▼▼▼
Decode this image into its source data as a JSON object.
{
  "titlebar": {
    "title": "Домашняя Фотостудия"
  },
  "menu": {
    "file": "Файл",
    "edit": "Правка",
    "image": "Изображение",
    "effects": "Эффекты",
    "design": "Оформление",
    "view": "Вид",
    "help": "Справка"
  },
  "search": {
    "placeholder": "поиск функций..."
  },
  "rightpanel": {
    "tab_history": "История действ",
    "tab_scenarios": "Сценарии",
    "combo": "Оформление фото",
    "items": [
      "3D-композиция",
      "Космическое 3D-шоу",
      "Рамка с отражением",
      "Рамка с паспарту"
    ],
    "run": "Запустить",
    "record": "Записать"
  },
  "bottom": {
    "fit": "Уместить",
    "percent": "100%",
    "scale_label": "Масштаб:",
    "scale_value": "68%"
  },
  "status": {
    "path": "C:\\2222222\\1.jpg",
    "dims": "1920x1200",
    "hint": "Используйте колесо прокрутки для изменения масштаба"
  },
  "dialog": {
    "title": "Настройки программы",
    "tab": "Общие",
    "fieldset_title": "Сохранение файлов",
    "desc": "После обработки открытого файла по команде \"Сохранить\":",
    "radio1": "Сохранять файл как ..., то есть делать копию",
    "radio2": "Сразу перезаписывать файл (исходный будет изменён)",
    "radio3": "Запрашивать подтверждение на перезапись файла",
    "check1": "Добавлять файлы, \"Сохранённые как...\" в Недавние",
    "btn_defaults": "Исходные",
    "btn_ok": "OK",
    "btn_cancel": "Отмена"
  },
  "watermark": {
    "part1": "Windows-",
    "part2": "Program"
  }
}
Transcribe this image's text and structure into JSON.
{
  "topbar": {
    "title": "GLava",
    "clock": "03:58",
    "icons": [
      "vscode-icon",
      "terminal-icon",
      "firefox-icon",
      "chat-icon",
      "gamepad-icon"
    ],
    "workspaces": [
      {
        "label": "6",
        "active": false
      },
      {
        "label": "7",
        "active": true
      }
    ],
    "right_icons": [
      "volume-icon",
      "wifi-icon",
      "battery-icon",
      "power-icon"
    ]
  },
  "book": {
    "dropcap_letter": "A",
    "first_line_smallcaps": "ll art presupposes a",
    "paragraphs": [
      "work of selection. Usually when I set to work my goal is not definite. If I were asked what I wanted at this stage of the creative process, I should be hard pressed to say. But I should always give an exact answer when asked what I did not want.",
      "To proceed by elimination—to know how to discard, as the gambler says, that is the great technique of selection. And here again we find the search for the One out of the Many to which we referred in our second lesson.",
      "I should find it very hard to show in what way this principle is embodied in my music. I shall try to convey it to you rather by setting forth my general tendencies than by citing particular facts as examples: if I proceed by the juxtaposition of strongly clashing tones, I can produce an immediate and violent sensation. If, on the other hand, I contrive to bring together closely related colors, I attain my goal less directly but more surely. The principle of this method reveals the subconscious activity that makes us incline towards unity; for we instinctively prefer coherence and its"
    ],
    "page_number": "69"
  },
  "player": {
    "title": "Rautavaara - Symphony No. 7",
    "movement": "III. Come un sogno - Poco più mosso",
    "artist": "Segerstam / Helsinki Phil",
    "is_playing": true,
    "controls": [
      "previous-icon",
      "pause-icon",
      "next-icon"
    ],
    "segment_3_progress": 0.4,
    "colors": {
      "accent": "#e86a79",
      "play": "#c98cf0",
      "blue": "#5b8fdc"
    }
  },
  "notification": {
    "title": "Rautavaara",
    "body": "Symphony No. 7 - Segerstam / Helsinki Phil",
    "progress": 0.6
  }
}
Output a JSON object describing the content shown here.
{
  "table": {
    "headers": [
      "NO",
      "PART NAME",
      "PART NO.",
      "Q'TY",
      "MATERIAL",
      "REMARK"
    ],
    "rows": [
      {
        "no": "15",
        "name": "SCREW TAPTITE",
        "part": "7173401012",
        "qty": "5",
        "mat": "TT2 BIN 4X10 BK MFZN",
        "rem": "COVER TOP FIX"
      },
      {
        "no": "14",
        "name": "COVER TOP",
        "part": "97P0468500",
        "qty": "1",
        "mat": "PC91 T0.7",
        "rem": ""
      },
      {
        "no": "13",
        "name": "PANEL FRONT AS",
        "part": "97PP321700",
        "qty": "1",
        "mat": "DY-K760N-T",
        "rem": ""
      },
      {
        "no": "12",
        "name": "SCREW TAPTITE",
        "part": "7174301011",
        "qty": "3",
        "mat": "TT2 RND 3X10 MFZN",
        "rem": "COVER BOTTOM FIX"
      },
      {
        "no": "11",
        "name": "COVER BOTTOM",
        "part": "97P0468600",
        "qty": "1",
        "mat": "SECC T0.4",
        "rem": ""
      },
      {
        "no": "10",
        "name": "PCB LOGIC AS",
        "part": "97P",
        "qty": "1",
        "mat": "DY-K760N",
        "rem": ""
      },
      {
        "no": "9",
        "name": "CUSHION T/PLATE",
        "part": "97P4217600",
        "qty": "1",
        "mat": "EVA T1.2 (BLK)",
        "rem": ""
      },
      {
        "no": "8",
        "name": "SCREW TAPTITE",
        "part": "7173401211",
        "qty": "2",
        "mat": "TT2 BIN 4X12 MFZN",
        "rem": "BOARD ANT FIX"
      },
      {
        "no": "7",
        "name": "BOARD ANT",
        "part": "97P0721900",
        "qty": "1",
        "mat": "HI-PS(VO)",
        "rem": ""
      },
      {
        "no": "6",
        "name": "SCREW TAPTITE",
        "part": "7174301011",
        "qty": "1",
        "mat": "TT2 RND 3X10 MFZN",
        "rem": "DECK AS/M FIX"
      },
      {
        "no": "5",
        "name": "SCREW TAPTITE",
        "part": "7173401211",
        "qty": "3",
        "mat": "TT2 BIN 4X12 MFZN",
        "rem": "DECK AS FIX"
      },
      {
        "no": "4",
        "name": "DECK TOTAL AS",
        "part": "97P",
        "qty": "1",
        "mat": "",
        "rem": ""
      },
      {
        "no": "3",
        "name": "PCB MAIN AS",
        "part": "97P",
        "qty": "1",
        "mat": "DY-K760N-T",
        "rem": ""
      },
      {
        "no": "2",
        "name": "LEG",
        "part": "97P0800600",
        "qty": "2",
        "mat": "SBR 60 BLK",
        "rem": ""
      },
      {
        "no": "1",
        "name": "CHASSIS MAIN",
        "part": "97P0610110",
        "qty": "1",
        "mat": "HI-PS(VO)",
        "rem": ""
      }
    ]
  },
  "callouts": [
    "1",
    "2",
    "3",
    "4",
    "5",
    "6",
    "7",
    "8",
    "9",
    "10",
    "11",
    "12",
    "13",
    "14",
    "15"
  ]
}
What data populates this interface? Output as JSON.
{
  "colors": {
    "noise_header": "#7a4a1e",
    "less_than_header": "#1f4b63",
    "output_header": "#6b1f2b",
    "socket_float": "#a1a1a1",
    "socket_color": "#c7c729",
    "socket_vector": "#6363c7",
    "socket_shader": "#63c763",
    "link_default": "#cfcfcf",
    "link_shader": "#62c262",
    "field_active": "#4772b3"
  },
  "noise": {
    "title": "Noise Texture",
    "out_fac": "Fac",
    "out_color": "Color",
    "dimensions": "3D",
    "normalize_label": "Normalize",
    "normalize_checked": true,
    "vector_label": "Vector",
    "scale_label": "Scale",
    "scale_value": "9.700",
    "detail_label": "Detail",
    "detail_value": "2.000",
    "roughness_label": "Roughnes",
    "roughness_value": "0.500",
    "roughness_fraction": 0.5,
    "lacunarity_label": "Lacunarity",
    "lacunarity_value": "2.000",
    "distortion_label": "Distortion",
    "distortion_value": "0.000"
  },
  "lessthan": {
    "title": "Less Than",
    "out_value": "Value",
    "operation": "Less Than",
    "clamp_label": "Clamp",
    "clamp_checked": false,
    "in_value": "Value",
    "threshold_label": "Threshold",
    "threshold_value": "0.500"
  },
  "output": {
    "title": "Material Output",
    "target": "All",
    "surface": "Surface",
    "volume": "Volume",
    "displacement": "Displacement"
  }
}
▲▲▲
Goal: Of the lines in this data, how many contain "true"? Reply with only the number.

Expected output: 3